Challenge
Search the material below for the word "this". Copy every line that has it.

(Items from a data source)
◆ ◆ ◆

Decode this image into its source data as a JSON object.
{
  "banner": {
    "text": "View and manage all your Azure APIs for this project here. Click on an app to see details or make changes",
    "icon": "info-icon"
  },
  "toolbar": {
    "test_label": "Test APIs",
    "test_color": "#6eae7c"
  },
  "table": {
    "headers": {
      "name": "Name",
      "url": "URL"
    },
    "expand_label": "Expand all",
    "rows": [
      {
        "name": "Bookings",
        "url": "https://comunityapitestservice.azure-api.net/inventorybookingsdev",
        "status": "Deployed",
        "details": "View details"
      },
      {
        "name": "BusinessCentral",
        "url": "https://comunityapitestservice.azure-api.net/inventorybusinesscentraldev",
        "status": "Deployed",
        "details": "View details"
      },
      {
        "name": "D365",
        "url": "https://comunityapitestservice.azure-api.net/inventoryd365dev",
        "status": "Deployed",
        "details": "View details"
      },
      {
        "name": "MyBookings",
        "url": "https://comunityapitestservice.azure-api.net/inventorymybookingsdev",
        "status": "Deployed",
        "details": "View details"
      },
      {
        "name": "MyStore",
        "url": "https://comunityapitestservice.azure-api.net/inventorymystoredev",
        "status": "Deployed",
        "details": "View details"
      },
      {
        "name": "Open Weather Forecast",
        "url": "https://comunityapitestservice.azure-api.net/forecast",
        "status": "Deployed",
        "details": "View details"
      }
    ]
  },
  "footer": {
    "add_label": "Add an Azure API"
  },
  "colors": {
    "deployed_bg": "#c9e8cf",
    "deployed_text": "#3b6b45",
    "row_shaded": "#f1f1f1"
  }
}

◆ ◆ ◆

Response
Decode this image into its source data as a JSON object.
    "text": "View and manage all your Azure APIs for this project here. Click on an app to see details or make changes",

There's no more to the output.